Exercise prompt: Examine the entries and show every line in which the word "among" is found.

— Start Task inputs —

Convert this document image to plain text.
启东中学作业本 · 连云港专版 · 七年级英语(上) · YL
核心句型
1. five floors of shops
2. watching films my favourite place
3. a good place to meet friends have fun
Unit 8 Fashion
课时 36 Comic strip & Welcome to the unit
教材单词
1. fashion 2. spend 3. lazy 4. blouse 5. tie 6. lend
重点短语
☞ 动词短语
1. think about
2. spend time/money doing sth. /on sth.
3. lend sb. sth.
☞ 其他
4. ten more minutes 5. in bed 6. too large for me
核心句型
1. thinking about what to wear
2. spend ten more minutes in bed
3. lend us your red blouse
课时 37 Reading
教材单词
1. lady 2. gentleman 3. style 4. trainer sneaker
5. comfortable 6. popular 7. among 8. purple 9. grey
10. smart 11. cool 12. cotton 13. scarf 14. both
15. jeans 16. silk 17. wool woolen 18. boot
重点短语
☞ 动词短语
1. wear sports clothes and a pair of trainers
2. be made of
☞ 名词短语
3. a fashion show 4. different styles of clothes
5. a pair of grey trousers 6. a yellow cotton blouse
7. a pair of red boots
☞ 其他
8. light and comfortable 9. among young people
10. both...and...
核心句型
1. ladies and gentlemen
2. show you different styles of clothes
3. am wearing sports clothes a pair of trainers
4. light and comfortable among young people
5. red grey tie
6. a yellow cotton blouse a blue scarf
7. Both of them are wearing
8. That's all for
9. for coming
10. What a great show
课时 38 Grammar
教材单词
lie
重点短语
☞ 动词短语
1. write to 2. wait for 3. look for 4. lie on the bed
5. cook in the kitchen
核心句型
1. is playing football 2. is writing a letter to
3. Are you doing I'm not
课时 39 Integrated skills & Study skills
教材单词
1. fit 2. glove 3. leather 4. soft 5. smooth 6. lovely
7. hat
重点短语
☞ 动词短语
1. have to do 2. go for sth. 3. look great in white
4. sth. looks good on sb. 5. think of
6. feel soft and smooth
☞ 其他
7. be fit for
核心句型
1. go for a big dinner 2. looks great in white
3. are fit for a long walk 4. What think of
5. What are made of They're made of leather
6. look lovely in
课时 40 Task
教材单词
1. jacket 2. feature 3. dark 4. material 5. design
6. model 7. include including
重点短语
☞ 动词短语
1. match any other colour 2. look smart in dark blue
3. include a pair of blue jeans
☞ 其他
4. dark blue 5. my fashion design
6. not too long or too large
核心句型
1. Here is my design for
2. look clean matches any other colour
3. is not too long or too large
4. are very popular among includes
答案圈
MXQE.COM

— End Task inputs —

Reply:
5. comfortable 6. popular 7. among 8. purple 9. grey
8. light and comfortable 9. among young people
4. light and comfortable among young people
4. are very popular among includes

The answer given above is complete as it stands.